> What is needed: Pull out every line in the data that has the string "wydruku" in it.

> Given records:
— begin —
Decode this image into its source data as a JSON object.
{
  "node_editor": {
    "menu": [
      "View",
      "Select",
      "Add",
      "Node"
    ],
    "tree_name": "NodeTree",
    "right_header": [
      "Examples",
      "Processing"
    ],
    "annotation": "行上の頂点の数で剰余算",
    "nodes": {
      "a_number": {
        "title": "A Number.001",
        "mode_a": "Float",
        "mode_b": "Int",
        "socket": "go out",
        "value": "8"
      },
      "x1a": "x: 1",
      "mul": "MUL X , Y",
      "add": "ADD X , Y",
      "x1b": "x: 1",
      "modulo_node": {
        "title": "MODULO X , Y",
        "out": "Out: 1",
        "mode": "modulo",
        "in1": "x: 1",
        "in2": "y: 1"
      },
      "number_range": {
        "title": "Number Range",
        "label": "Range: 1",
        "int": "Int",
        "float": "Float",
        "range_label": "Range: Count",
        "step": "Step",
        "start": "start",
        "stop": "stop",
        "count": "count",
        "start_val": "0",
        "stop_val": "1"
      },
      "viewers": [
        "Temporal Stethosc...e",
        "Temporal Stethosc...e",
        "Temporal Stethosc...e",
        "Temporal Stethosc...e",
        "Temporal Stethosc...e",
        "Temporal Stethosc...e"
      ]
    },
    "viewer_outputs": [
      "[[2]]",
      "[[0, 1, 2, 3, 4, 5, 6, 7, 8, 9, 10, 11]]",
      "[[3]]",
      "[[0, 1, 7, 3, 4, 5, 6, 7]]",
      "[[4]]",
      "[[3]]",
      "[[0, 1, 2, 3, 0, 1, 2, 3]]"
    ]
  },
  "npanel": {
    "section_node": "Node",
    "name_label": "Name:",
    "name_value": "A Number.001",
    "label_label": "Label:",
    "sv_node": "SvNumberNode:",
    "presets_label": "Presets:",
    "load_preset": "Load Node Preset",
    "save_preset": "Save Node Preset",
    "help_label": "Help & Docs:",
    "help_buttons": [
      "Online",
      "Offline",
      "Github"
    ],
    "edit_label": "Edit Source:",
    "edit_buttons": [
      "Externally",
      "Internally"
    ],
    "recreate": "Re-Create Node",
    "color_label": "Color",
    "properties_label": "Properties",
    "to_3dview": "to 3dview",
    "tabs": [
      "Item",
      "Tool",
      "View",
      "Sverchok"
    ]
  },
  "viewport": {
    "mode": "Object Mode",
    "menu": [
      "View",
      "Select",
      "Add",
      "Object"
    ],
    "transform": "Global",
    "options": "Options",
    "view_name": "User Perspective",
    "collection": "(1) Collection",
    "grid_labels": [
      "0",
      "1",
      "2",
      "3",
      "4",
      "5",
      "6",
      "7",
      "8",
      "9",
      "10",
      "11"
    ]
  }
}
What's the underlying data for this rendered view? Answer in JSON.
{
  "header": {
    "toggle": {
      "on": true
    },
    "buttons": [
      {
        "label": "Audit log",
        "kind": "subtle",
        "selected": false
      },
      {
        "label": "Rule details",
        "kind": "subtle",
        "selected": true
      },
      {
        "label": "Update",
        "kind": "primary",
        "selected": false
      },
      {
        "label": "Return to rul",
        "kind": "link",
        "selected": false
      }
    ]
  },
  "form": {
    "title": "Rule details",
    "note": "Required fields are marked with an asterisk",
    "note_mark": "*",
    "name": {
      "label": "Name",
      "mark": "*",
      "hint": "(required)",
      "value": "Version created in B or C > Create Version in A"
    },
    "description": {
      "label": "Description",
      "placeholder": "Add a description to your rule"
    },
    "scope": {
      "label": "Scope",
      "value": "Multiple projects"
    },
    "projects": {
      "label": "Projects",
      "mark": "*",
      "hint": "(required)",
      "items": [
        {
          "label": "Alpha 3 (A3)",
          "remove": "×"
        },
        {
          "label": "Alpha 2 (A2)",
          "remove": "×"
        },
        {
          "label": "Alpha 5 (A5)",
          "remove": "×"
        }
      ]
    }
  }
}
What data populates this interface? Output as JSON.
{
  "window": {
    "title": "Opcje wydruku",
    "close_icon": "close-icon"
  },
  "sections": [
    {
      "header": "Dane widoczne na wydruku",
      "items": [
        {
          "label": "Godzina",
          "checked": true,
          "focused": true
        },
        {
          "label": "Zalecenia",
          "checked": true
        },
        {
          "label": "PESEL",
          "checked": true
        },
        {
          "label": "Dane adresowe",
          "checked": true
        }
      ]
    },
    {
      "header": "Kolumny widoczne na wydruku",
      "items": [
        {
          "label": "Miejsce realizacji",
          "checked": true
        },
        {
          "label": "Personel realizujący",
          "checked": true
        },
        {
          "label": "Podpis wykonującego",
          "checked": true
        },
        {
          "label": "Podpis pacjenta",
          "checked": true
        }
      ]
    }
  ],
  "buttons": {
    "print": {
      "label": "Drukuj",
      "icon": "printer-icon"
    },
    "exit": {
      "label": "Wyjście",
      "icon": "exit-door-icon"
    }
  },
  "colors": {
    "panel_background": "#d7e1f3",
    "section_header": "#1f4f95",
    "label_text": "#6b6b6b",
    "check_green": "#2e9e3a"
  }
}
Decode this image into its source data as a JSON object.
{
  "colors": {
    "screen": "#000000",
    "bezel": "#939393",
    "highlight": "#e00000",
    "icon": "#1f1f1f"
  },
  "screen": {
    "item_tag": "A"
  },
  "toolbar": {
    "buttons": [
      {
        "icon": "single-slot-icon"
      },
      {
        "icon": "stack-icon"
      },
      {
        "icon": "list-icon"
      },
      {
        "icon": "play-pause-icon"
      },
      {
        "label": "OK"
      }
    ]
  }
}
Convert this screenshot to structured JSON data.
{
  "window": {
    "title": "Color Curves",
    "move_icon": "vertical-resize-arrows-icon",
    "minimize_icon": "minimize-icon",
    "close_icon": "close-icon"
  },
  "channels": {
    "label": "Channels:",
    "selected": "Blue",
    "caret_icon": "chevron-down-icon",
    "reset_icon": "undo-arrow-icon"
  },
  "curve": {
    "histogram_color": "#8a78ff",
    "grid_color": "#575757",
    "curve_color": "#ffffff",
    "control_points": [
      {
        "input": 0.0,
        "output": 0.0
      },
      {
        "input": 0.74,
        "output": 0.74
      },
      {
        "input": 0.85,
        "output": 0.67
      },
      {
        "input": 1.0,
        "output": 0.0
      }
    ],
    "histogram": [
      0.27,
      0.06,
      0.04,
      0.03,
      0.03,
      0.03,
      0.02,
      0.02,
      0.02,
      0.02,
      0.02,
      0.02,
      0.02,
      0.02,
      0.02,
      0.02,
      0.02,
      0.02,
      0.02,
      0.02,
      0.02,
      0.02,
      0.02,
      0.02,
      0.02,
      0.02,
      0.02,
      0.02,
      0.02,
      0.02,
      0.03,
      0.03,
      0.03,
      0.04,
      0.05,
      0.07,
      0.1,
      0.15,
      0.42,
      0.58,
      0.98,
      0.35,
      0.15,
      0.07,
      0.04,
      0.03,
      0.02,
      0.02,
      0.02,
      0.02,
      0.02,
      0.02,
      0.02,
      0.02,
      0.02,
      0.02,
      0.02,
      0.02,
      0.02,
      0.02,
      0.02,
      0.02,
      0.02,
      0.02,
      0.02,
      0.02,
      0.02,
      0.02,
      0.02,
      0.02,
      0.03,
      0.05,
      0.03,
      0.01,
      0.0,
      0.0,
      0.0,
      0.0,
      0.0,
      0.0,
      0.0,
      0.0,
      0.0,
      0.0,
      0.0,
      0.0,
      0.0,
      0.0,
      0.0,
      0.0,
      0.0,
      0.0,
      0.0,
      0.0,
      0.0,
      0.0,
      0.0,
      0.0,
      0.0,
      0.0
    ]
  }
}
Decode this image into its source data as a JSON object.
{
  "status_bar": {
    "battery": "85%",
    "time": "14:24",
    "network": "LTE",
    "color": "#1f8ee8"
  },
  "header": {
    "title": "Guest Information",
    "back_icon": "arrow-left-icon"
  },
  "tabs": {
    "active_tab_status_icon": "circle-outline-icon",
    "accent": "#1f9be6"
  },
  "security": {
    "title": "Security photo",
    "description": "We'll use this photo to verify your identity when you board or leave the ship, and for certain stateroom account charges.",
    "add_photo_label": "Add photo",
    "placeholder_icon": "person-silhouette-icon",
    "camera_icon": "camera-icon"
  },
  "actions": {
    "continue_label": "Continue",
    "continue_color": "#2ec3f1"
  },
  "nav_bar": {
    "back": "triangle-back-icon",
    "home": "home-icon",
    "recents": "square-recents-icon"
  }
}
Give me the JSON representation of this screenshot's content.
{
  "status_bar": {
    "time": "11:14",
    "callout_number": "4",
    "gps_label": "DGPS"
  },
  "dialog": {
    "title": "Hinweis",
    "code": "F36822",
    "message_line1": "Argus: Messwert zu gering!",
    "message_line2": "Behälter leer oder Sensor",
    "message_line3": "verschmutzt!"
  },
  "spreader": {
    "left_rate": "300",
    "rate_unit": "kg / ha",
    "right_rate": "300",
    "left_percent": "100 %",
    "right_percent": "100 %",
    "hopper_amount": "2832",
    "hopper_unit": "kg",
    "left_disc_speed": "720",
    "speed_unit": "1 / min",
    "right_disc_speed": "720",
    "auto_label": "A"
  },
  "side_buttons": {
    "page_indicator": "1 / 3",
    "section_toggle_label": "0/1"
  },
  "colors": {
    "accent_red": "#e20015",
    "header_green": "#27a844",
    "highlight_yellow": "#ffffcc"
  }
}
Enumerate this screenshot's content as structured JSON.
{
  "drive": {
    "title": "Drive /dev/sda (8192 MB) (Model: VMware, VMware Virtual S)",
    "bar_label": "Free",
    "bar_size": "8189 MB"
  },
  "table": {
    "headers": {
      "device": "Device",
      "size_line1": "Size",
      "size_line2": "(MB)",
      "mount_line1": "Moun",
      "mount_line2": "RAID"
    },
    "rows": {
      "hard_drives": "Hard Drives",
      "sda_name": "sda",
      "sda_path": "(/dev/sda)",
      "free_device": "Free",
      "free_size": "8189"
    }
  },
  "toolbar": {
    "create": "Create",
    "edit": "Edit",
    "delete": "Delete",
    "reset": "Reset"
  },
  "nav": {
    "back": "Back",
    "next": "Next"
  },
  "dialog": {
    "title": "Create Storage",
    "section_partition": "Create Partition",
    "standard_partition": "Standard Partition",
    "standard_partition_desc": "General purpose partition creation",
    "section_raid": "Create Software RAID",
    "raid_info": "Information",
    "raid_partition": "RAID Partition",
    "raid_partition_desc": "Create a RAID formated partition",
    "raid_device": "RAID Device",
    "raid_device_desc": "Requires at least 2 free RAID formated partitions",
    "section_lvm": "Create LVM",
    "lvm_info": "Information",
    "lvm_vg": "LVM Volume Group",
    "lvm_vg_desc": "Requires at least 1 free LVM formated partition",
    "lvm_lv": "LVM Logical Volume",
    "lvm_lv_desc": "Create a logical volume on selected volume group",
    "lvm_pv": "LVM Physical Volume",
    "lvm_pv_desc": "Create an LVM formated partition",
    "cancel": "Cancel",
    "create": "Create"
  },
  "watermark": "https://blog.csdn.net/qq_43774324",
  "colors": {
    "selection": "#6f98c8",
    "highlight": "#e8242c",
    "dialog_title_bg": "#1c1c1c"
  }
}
— end —
> Answer:
    "title": "Opcje wydruku",
      "header": "Dane widoczne na wydruku",
      "header": "Kolumny widoczne na wydruku",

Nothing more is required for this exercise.